Goal of the exercise:
In the entries below, find every line with "الإجارة" and copy it.
┄┄┄┄┄┄┄┄┄┄┄┄┄┄┄┄┄┄┄┄
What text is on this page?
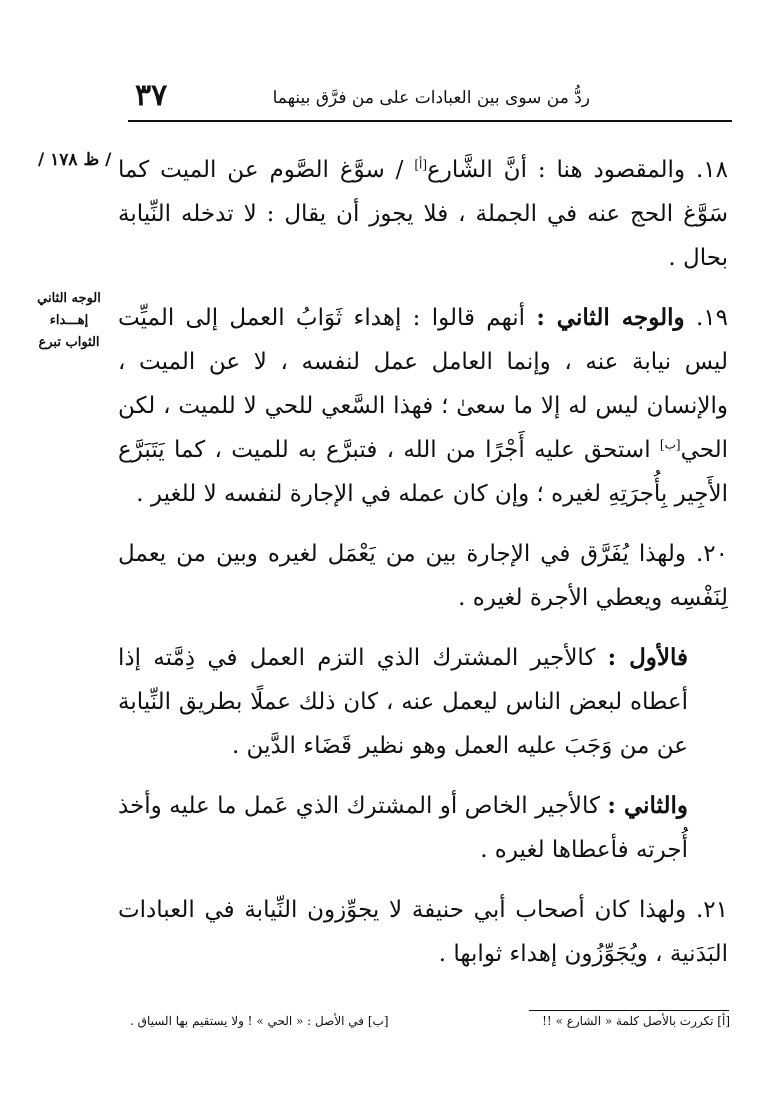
٣٧	ردُّ من سوى بين العبادات على من فرَّق بينهما
/ ظ ١٧٨ /
الوجه الثاني
إهـــداء
الثواب تبرع

١٨. والمقصود هنا : أنَّ الشَّارع[أ] / سوَّغ الصَّوم عن الميت كما سَوَّغ الحج عنه في الجملة ، فلا يجوز أن يقال : لا تدخله النِّيابة بحال .

١٩. والوجه الثاني : أنهم قالوا : إهداء ثَوَابُ العمل إلى الميِّت ليس نيابة عنه ، وإنما العامل عمل لنفسه ، لا عن الميت ، والإنسان ليس له إلا ما سعىٰ ؛ فهذا السَّعي للحي لا للميت ، لكن الحي[ب] استحق عليه أَجْرًا من الله ، فتبرَّع به للميت ، كما يَتَبَرَّع الأَجِير بِأُجرَتِهِ لغيره ؛ وإن كان عمله في الإجارة لنفسه لا للغير .

٢٠. ولهذا يُفَرَّق في الإجارة بين من يَعْمَل لغيره وبين من يعمل لِنَفْسِه ويعطي الأجرة لغيره .

فالأول : كالأجير المشترك الذي التزم العمل في ذِمَّته إذا أعطاه لبعض الناس ليعمل عنه ، كان ذلك عملًا بطريق النِّيابة عن من وَجَبَ عليه العمل وهو نظير قَضَاء الدَّين .

والثاني : كالأجير الخاص أو المشترك الذي عَمل ما عليه وأخذ أُجرته فأعطاها لغيره .

٢١. ولهذا كان أصحاب أبي حنيفة لا يجوِّزون النِّيابة في العبادات البَدَنية ، ويُجَوِّزُون إهداء ثوابها .

[أ] تكررت بالأصل كلمة « الشارع » !!
[ب] في الأصل : « الحي » ! ولا يستقيم بها السياق .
┄┄┄┄┄┄┄┄┄┄┄┄┄┄┄┄┄┄┄┄
In response:
١٩. والوجه الثاني : أنهم قالوا : إهداء ثَوَابُ العمل إلى الميِّت ليس نيابة عنه ، وإنما العامل عمل لنفسه ، لا عن الميت ، والإنسان ليس له إلا ما سعىٰ ؛ فهذا السَّعي للحي لا للميت ، لكن الحي[ب] استحق عليه أَجْرًا من الله ، فتبرَّع به للميت ، كما يَتَبَرَّع الأَجِير بِأُجرَتِهِ لغيره ؛ وإن كان عمله في الإجارة لنفسه لا للغير .
٢٠. ولهذا يُفَرَّق في الإجارة بين من يَعْمَل لغيره وبين من يعمل لِنَفْسِه ويعطي الأجرة لغيره .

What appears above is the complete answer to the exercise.